__To do__. Count how many lines hold the word "from" and give that number as the whole answer.

* START Data records *

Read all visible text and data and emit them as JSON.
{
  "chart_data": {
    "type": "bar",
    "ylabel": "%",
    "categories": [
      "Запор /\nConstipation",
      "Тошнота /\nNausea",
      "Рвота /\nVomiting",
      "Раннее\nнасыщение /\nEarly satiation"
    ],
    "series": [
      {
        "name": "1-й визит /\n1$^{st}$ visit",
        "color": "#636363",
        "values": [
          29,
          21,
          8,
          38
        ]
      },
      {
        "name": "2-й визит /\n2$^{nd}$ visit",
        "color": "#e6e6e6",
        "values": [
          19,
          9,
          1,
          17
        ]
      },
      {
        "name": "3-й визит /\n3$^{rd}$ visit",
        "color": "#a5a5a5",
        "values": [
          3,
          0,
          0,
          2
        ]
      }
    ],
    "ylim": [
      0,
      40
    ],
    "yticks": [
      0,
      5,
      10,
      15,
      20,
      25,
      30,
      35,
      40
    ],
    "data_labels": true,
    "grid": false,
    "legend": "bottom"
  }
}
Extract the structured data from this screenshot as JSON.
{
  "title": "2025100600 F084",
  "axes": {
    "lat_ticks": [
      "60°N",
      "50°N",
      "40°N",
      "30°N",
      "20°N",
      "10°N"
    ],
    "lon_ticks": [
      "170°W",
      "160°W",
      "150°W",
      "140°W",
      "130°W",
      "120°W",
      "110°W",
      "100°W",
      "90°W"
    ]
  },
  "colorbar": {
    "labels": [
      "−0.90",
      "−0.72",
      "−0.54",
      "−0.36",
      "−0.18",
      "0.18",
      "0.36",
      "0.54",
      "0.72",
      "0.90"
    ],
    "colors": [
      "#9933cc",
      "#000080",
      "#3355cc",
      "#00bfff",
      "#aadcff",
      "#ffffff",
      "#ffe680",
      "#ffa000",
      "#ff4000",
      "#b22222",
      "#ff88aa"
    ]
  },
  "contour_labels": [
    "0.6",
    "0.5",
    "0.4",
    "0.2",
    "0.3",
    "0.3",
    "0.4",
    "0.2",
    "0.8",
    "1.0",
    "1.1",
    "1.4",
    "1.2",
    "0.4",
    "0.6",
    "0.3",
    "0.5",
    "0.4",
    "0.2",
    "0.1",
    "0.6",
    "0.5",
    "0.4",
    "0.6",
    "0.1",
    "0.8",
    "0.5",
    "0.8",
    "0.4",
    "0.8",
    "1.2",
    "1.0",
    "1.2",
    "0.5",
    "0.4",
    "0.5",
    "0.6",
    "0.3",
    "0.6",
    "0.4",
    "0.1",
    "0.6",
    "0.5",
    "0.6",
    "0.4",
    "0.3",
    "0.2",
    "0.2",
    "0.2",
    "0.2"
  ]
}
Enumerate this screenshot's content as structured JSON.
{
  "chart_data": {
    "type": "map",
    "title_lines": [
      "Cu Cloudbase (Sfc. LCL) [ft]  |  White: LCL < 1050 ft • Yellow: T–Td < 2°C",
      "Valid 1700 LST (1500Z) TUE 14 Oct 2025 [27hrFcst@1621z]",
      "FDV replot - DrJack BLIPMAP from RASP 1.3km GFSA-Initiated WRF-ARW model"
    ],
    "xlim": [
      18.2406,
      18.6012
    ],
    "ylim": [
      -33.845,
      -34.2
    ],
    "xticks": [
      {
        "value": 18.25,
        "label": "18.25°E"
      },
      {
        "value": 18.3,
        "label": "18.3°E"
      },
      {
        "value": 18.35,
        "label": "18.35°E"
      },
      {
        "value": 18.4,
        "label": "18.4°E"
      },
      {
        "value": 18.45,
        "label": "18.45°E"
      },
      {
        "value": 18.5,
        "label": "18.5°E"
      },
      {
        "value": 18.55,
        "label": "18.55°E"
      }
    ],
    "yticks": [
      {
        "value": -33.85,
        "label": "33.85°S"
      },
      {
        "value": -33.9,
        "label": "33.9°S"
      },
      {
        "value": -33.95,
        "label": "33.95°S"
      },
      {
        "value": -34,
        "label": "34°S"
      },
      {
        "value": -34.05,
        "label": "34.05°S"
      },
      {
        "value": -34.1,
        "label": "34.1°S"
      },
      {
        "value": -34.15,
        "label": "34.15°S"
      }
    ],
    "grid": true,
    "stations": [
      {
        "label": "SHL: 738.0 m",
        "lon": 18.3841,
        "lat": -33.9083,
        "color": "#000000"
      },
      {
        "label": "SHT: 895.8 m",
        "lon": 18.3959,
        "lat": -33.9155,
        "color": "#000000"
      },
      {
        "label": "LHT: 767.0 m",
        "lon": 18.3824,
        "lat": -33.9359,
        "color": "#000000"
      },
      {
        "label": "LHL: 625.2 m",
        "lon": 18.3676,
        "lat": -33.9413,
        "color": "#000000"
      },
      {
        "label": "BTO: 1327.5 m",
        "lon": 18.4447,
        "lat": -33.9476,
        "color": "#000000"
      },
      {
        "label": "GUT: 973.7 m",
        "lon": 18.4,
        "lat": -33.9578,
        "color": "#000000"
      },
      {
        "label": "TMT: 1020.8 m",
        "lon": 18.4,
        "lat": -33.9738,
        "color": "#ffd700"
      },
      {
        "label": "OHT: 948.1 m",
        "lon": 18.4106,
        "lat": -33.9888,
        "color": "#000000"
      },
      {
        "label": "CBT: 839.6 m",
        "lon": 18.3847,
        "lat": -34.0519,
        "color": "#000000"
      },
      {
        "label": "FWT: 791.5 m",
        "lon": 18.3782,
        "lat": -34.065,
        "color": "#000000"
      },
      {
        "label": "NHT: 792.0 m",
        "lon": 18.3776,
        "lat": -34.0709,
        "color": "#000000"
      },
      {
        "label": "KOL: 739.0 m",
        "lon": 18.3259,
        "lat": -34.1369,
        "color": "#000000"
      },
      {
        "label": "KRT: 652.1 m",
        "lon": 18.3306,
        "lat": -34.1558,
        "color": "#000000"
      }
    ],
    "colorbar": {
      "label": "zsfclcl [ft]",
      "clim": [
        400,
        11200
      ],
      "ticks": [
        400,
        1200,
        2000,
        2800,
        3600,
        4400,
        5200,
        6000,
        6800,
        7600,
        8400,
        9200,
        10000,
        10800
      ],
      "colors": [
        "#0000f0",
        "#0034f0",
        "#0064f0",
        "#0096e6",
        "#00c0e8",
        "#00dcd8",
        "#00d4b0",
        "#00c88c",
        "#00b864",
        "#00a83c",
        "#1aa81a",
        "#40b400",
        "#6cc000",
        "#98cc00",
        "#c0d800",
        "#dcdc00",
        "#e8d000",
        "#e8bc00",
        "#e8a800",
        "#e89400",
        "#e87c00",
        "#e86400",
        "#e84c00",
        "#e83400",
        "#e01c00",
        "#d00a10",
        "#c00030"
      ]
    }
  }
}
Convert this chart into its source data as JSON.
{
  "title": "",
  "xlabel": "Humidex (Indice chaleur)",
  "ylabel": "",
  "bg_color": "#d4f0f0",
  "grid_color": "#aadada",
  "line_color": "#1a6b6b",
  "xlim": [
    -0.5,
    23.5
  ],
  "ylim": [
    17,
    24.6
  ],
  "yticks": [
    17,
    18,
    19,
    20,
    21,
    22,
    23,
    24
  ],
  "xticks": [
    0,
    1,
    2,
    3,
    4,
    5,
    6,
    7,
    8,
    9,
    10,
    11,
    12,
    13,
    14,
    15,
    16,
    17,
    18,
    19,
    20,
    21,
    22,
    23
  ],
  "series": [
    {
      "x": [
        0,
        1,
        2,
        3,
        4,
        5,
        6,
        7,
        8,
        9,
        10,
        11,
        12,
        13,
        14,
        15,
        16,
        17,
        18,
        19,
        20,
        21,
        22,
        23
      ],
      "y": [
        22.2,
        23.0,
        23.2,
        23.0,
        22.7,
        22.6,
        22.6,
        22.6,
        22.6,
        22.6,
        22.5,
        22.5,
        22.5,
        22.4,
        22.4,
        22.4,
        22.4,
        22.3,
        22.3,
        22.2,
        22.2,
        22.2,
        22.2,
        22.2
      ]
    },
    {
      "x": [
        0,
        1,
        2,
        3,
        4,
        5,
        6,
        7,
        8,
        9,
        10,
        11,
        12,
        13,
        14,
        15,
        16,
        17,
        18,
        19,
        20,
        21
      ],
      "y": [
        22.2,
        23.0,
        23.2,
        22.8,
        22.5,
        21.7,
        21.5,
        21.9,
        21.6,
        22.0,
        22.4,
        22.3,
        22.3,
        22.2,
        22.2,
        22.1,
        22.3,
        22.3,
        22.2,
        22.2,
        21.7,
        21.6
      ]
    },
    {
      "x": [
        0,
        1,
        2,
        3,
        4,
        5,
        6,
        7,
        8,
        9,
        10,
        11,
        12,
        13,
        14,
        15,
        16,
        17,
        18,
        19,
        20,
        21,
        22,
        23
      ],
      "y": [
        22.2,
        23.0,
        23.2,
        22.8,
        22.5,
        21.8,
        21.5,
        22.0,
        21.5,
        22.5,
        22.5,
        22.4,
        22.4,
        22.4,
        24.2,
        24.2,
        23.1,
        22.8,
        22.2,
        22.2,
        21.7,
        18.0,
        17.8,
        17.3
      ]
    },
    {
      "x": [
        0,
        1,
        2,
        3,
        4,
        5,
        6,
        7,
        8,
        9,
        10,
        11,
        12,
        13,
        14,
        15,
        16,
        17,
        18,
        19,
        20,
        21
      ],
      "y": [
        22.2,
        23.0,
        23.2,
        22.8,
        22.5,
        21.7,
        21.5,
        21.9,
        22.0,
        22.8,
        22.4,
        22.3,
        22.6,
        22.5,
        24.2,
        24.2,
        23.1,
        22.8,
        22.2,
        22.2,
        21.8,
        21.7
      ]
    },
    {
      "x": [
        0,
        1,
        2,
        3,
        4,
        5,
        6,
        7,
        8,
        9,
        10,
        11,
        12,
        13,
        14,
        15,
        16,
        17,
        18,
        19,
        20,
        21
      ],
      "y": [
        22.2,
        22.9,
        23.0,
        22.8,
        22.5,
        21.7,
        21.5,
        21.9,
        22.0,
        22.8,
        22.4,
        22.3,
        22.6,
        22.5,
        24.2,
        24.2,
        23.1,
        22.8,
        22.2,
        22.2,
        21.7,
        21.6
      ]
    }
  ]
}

* END Data records *

__Expected answer__. 2